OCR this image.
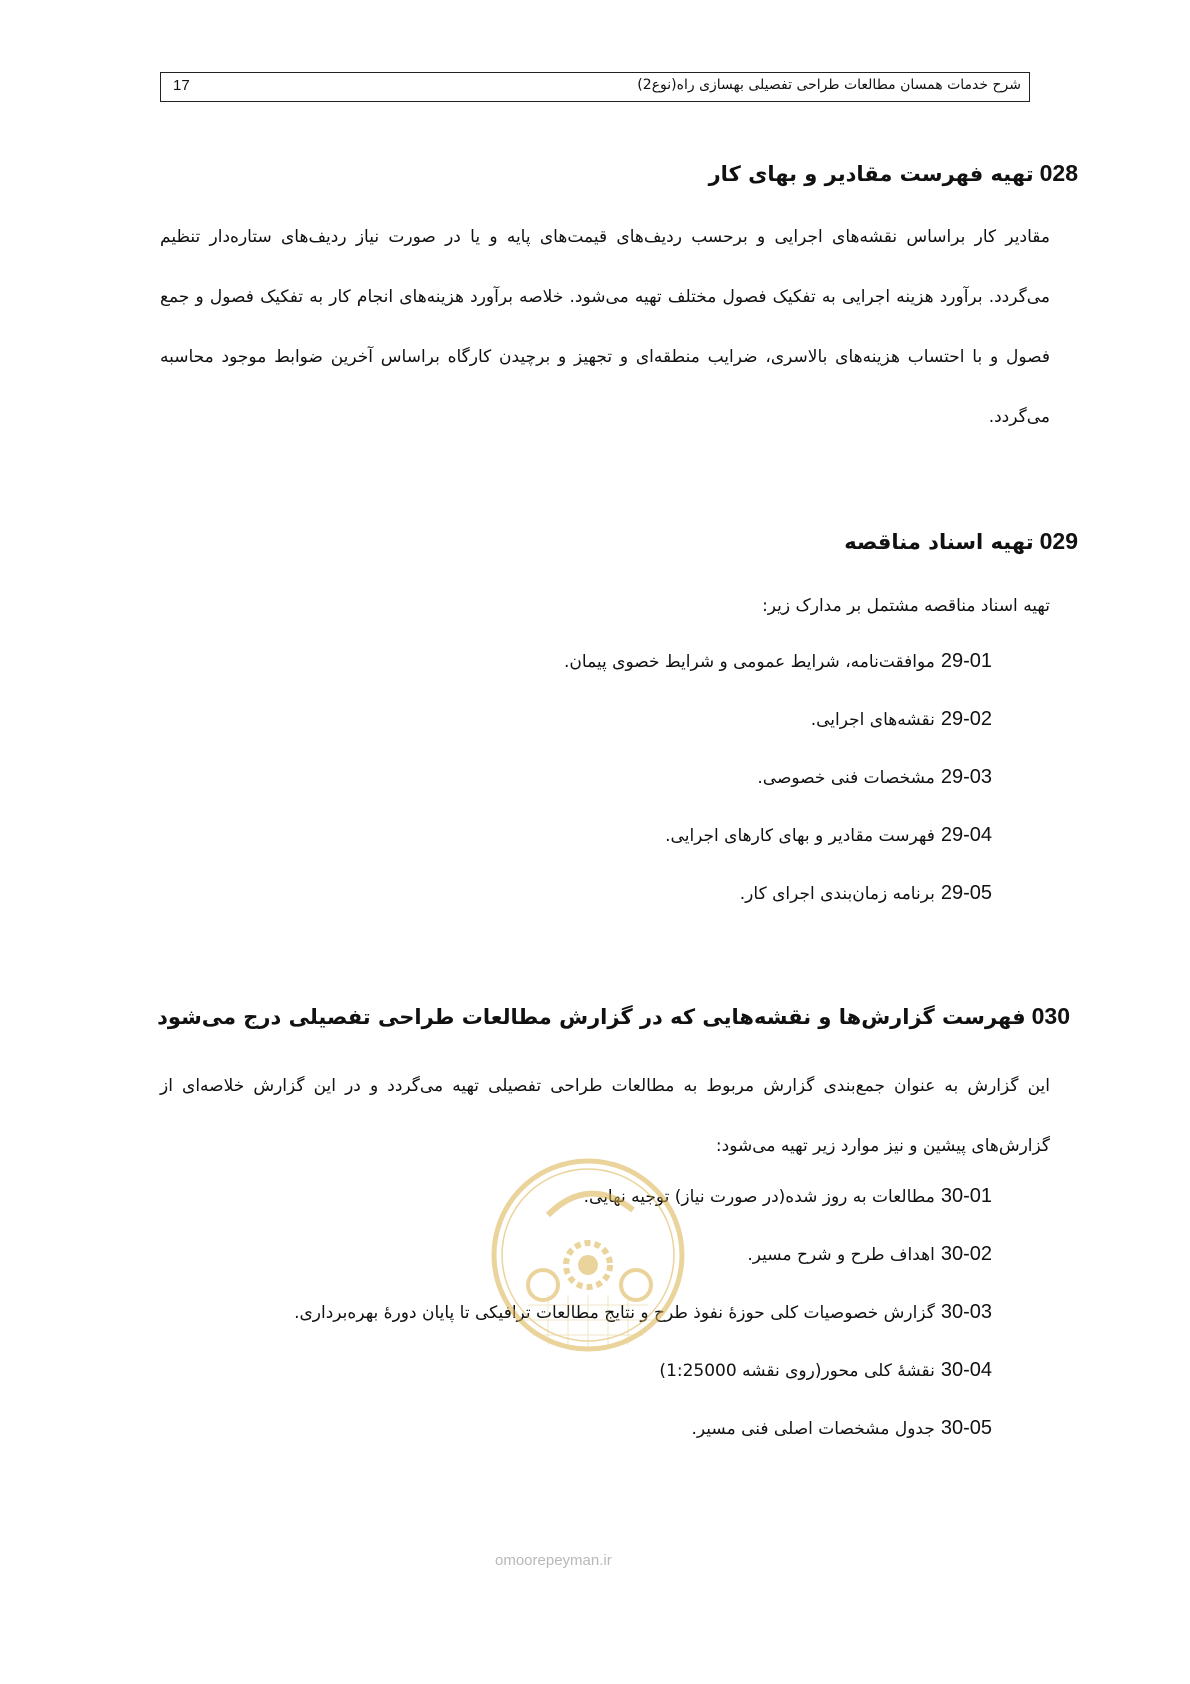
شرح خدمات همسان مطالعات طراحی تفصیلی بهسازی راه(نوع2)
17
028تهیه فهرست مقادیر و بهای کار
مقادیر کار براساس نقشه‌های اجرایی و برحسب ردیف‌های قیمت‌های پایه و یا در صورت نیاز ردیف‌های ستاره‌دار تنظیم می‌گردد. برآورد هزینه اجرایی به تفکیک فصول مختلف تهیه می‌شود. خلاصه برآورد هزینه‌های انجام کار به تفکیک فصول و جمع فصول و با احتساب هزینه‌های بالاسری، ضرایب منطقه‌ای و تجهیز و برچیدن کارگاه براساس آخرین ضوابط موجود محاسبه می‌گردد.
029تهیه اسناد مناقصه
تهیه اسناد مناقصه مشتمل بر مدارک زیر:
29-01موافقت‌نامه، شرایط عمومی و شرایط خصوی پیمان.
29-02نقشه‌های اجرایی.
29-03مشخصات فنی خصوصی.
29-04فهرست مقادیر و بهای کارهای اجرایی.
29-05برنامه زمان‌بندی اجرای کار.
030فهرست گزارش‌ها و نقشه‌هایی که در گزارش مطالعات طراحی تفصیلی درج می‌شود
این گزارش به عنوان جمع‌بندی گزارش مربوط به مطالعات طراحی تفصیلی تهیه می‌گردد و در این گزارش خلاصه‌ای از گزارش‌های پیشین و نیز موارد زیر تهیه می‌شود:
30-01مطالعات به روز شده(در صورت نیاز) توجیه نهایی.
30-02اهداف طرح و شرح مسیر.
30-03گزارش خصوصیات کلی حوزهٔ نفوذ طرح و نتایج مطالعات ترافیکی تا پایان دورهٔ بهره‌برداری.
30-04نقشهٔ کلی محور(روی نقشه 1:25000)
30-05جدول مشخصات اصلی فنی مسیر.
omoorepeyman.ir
○ ○ ○
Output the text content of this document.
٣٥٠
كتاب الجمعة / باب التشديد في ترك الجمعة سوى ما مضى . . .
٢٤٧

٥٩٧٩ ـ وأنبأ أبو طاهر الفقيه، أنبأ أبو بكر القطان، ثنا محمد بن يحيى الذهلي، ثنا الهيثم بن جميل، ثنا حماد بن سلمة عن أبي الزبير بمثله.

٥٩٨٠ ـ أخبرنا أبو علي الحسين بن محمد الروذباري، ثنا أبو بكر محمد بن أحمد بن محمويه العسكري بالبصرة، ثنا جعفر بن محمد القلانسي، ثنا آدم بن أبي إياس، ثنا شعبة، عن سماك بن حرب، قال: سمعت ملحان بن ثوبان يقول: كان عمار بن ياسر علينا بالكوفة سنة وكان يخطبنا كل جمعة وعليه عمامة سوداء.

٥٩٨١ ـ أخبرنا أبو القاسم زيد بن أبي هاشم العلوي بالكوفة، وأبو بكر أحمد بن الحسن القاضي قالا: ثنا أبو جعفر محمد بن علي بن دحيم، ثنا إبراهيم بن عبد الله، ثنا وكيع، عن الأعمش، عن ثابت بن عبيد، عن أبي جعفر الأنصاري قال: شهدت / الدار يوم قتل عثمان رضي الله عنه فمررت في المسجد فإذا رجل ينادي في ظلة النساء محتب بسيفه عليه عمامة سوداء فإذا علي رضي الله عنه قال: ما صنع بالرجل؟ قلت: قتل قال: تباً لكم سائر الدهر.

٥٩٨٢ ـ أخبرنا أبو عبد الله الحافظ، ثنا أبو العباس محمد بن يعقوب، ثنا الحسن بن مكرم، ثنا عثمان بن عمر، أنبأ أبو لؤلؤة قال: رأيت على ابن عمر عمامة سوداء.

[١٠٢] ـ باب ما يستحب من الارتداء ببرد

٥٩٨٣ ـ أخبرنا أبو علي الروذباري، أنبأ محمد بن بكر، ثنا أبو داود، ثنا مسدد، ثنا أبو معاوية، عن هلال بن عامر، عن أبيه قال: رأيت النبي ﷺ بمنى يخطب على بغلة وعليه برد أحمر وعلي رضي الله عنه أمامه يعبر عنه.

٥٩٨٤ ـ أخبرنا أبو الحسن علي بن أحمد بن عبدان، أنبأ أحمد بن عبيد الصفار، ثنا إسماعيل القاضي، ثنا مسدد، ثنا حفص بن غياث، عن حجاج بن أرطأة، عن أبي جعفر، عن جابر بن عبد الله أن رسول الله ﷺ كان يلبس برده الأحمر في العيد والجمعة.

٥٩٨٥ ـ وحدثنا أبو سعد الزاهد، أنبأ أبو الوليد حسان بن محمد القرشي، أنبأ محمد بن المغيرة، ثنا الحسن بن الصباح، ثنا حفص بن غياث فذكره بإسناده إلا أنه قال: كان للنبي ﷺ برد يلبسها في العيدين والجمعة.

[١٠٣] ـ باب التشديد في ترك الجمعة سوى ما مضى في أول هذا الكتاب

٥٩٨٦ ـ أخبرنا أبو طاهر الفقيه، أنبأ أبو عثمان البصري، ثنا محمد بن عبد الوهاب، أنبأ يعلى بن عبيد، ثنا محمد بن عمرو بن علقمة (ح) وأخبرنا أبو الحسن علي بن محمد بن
○ ○ ○
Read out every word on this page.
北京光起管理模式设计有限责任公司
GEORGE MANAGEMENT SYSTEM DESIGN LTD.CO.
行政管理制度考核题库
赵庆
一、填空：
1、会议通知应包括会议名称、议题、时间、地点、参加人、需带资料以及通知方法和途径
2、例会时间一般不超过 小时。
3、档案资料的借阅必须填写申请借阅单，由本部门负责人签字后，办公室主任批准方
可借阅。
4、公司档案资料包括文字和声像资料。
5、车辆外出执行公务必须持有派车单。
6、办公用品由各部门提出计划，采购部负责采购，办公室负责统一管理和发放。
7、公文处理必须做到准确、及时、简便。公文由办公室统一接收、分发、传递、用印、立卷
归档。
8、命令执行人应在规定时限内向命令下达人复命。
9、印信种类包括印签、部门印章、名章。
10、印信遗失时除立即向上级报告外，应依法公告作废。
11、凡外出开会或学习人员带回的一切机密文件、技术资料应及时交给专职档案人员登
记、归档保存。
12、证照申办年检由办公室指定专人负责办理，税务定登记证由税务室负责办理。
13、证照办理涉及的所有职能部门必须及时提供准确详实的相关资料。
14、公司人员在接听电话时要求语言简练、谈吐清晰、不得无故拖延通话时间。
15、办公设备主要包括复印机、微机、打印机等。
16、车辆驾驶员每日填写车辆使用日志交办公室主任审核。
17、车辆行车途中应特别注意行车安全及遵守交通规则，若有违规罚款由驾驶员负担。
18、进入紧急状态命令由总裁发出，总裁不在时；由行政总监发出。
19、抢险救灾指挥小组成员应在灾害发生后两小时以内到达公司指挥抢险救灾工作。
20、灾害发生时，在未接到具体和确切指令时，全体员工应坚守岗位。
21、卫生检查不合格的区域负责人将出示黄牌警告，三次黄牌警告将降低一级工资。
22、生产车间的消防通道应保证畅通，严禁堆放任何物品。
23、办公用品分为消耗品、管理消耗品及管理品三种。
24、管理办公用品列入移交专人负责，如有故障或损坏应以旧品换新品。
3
○ ○ ○
» **Work to be completed**: Count the lines of the material that include the word "بندی", then state only the total.

» **Exercise response**: 2